____ Records provided
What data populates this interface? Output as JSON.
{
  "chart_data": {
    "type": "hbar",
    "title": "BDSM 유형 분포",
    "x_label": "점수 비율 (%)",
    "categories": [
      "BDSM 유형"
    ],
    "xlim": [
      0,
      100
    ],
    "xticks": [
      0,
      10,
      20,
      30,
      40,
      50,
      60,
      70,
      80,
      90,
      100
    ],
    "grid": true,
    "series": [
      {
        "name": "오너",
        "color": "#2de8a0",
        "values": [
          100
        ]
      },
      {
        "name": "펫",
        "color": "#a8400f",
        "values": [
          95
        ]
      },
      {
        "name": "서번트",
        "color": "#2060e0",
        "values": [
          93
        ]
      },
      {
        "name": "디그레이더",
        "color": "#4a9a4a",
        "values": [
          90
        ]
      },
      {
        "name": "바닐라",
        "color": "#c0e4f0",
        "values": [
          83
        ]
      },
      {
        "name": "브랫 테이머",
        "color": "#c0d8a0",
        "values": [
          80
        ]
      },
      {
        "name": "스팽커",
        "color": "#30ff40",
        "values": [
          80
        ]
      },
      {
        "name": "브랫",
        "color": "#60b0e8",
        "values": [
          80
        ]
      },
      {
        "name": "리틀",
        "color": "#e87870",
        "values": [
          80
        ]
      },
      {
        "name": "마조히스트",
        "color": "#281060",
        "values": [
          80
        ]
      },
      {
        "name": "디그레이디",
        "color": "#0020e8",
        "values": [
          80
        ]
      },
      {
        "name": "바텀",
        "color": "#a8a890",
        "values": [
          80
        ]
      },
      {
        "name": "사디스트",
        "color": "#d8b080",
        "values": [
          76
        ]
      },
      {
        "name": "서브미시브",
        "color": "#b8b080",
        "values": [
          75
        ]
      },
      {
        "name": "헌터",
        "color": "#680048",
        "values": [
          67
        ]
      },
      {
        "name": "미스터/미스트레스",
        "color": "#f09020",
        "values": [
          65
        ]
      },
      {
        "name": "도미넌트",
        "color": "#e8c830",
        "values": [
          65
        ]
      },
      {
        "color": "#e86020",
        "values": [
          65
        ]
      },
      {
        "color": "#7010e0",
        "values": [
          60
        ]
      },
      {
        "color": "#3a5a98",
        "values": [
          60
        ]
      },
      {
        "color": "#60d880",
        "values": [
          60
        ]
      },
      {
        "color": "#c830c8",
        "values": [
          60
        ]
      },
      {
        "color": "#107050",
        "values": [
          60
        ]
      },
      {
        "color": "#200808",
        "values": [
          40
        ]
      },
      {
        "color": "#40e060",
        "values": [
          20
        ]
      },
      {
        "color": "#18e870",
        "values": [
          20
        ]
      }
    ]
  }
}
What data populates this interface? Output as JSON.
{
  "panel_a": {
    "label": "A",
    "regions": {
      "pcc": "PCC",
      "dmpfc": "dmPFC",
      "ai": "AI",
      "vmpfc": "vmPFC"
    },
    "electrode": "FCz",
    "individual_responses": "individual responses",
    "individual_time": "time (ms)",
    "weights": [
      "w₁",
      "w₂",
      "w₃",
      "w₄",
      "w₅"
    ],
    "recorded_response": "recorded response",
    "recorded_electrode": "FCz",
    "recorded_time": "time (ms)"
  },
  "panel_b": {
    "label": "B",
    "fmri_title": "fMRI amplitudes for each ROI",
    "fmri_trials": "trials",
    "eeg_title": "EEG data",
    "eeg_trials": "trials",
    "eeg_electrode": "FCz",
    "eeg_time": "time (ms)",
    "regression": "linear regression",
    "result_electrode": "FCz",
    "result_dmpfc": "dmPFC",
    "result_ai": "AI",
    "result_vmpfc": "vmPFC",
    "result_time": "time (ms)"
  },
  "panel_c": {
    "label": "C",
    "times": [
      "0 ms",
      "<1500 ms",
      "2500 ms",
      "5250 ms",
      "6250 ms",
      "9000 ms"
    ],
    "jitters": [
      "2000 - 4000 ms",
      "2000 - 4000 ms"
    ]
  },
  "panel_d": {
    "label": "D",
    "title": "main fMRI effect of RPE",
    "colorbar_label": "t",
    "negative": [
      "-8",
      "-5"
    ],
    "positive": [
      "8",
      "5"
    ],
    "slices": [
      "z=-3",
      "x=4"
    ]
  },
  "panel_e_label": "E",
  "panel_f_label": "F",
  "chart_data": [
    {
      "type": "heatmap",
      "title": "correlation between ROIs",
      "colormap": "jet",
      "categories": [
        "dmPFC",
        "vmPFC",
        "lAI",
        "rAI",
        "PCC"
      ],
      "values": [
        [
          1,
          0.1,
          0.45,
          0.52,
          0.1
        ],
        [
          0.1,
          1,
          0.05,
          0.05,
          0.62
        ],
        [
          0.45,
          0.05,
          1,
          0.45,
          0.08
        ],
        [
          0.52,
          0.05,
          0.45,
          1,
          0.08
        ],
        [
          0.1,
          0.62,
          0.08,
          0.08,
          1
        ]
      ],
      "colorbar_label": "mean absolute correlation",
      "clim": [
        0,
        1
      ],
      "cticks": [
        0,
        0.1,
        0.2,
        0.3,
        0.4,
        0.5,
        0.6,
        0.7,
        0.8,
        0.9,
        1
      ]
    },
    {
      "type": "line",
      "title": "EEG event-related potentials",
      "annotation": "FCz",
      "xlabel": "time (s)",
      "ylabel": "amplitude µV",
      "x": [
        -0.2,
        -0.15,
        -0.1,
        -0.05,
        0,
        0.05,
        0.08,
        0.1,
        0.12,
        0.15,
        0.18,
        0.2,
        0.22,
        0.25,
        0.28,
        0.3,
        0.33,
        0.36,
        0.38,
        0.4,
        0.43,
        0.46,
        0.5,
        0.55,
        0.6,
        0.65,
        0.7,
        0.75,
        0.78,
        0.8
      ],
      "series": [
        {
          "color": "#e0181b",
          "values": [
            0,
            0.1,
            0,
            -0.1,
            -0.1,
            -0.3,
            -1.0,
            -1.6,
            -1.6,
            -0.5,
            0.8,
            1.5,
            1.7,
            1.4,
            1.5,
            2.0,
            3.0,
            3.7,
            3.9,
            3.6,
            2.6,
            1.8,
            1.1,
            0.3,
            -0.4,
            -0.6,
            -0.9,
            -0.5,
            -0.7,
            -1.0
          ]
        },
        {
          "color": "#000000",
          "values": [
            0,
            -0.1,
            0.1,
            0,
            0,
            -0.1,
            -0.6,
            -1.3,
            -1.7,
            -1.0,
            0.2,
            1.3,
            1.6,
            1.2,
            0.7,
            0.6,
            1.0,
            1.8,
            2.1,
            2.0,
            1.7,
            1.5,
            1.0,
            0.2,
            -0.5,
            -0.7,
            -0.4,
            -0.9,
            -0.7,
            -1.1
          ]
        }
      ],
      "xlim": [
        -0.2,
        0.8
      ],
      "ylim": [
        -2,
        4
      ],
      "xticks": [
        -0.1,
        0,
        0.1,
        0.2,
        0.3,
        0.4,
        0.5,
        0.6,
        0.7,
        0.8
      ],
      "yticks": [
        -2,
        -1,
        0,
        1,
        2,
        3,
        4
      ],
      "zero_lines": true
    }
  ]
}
________
Aim: Could you quote the material above in full, exactly as it stands?

Written response:
What data populates this interface? Output as JSON.
{
  "chart_data": {
    "type": "hbar",
    "title": "BDSM 유형 분포",
    "x_label": "점수 비율 (%)",
    "categories": [
      "BDSM 유형"
    ],
    "xlim": [
      0,
      100
    ],
    "xticks": [
      0,
      10,
      20,
      30,
      40,
      50,
      60,
      70,
      80,
      90,
      100
    ],
    "grid": true,
    "series": [
      {
        "name": "오너",
        "color": "#2de8a0",
        "values": [
          100
        ]
      },
      {
        "name": "펫",
        "color": "#a8400f",
        "values": [
          95
        ]
      },
      {
        "name": "서번트",
        "color": "#2060e0",
        "values": [
          93
        ]
      },
      {
        "name": "디그레이더",
        "color": "#4a9a4a",
        "values": [
          90
        ]
      },
      {
        "name": "바닐라",
        "color": "#c0e4f0",
        "values": [
          83
        ]
      },
      {
        "name": "브랫 테이머",
        "color": "#c0d8a0",
        "values": [
          80
        ]
      },
      {
        "name": "스팽커",
        "color": "#30ff40",
        "values": [
          80
        ]
      },
      {
        "name": "브랫",
        "color": "#60b0e8",
        "values": [
          80
        ]
      },
      {
        "name": "리틀",
        "color": "#e87870",
        "values": [
          80
        ]
      },
      {
        "name": "마조히스트",
        "color": "#281060",
        "values": [
          80
        ]
      },
      {
        "name": "디그레이디",
        "color": "#0020e8",
        "values": [
          80
        ]
      },
      {
        "name": "바텀",
        "color": "#a8a890",
        "values": [
          80
        ]
      },
      {
        "name": "사디스트",
        "color": "#d8b080",
        "values": [
          76
        ]
      },
      {
        "name": "서브미시브",
        "color": "#b8b080",
        "values": [
          75
        ]
      },
      {
        "name": "헌터",
        "color": "#680048",
        "values": [
          67
        ]
      },
      {
        "name": "미스터/미스트레스",
        "color": "#f09020",
        "values": [
          65
        ]
      },
      {
        "name": "도미넌트",
        "color": "#e8c830",
        "values": [
          65
        ]
      },
      {
        "color": "#e86020",
        "values": [
          65
        ]
      },
      {
        "color": "#7010e0",
        "values": [
          60
        ]
      },
      {
        "color": "#3a5a98",
        "values": [
          60
        ]
      },
      {
        "color": "#60d880",
        "values": [
          60
        ]
      },
      {
        "color": "#c830c8",
        "values": [
          60
        ]
      },
      {
        "color": "#107050",
        "values": [
          60
        ]
      },
      {
        "color": "#200808",
        "values": [
          40
        ]
      },
      {
        "color": "#40e060",
        "values": [
          20
        ]
      },
      {
        "color": "#18e870",
        "values": [
          20
        ]
      }
    ]
  }
}
What data populates this interface? Output as JSON.
{
  "panel_a": {
    "label": "A",
    "regions": {
      "pcc": "PCC",
      "dmpfc": "dmPFC",
      "ai": "AI",
      "vmpfc": "vmPFC"
    },
    "electrode": "FCz",
    "individual_responses": "individual responses",
    "individual_time": "time (ms)",
    "weights": [
      "w₁",
      "w₂",
      "w₃",
      "w₄",
      "w₅"
    ],
    "recorded_response": "recorded response",
    "recorded_electrode": "FCz",
    "recorded_time": "time (ms)"
  },
  "panel_b": {
    "label": "B",
    "fmri_title": "fMRI amplitudes for each ROI",
    "fmri_trials": "trials",
    "eeg_title": "EEG data",
    "eeg_trials": "trials",
    "eeg_electrode": "FCz",
    "eeg_time": "time (ms)",
    "regression": "linear regression",
    "result_electrode": "FCz",
    "result_dmpfc": "dmPFC",
    "result_ai": "AI",
    "result_vmpfc": "vmPFC",
    "result_time": "time (ms)"
  },
  "panel_c": {
    "label": "C",
    "times": [
      "0 ms",
      "<1500 ms",
      "2500 ms",
      "5250 ms",
      "6250 ms",
      "9000 ms"
    ],
    "jitters": [
      "2000 - 4000 ms",
      "2000 - 4000 ms"
    ]
  },
  "panel_d": {
    "label": "D",
    "title": "main fMRI effect of RPE",
    "colorbar_label": "t",
    "negative": [
      "-8",
      "-5"
    ],
    "positive": [
      "8",
      "5"
    ],
    "slices": [
      "z=-3",
      "x=4"
    ]
  },
  "panel_e_label": "E",
  "panel_f_label": "F",
  "chart_data": [
    {
      "type": "heatmap",
      "title": "correlation between ROIs",
      "colormap": "jet",
      "categories": [
        "dmPFC",
        "vmPFC",
        "lAI",
        "rAI",
        "PCC"
      ],
      "values": [
        [
          1,
          0.1,
          0.45,
          0.52,
          0.1
        ],
        [
          0.1,
          1,
          0.05,
          0.05,
          0.62
        ],
        [
          0.45,
          0.05,
          1,
          0.45,
          0.08
        ],
        [
          0.52,
          0.05,
          0.45,
          1,
          0.08
        ],
        [
          0.1,
          0.62,
          0.08,
          0.08,
          1
        ]
      ],
      "colorbar_label": "mean absolute correlation",
      "clim": [
        0,
        1
      ],
      "cticks": [
        0,
        0.1,
        0.2,
        0.3,
        0.4,
        0.5,
        0.6,
        0.7,
        0.8,
        0.9,
        1
      ]
    },
    {
      "type": "line",
      "title": "EEG event-related potentials",
      "annotation": "FCz",
      "xlabel": "time (s)",
      "ylabel": "amplitude µV",
      "x": [
        -0.2,
        -0.15,
        -0.1,
        -0.05,
        0,
        0.05,
        0.08,
        0.1,
        0.12,
        0.15,
        0.18,
        0.2,
        0.22,
        0.25,
        0.28,
        0.3,
        0.33,
        0.36,
        0.38,
        0.4,
        0.43,
        0.46,
        0.5,
        0.55,
        0.6,
        0.65,
        0.7,
        0.75,
        0.78,
        0.8
      ],
      "series": [
        {
          "color": "#e0181b",
          "values": [
            0,
            0.1,
            0,
            -0.1,
            -0.1,
            -0.3,
            -1.0,
            -1.6,
            -1.6,
            -0.5,
            0.8,
            1.5,
            1.7,
            1.4,
            1.5,
            2.0,
            3.0,
            3.7,
            3.9,
            3.6,
            2.6,
            1.8,
            1.1,
            0.3,
            -0.4,
            -0.6,
            -0.9,
            -0.5,
            -0.7,
            -1.0
          ]
        },
        {
          "color": "#000000",
          "values": [
            0,
            -0.1,
            0.1,
            0,
            0,
            -0.1,
            -0.6,
            -1.3,
            -1.7,
            -1.0,
            0.2,
            1.3,
            1.6,
            1.2,
            0.7,
            0.6,
            1.0,
            1.8,
            2.1,
            2.0,
            1.7,
            1.5,
            1.0,
            0.2,
            -0.5,
            -0.7,
            -0.4,
            -0.9,
            -0.7,
            -1.1
          ]
        }
      ],
      "xlim": [
        -0.2,
        0.8
      ],
      "ylim": [
        -2,
        4
      ],
      "xticks": [
        -0.1,
        0,
        0.1,
        0.2,
        0.3,
        0.4,
        0.5,
        0.6,
        0.7,
        0.8
      ],
      "yticks": [
        -2,
        -1,
        0,
        1,
        2,
        3,
        4
      ],
      "zero_lines": true
    }
  ]
}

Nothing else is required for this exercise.